What to produce |
Copy the lines holding the word "JSON", all of them.

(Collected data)
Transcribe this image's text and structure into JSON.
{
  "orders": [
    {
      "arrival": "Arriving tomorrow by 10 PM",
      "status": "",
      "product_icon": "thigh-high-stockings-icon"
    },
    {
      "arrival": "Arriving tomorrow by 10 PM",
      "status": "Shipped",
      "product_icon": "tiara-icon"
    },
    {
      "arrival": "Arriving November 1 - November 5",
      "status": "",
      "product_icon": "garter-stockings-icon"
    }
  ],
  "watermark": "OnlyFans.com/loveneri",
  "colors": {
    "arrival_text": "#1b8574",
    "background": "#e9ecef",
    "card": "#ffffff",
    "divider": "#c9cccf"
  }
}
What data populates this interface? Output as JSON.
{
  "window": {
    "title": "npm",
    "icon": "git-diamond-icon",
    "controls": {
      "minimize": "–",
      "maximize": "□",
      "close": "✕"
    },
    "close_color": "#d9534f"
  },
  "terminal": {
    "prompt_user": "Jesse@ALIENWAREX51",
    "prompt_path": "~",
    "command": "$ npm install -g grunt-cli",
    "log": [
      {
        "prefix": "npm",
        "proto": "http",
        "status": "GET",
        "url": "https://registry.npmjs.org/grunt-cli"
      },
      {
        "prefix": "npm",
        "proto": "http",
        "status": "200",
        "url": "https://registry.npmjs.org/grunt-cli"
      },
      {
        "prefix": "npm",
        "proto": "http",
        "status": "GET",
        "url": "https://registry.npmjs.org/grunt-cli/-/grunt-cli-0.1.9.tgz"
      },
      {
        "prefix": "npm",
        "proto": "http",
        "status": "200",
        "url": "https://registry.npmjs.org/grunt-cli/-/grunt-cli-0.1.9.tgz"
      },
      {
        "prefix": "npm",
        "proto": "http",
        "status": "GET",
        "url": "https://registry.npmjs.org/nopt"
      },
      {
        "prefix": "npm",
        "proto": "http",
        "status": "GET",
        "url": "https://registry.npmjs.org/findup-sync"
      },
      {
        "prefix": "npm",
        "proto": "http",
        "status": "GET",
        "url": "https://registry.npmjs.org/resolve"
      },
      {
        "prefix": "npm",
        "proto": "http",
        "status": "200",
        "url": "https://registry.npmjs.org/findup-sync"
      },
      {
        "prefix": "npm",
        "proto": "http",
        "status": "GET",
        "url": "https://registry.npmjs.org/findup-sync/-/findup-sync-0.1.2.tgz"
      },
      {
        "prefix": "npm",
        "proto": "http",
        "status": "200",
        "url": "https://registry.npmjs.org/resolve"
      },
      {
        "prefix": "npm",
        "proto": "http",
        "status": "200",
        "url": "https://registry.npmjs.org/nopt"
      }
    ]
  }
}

Answer to this exercise |
Transcribe this image's text and structure into JSON.
What data populates this interface? Output as JSON.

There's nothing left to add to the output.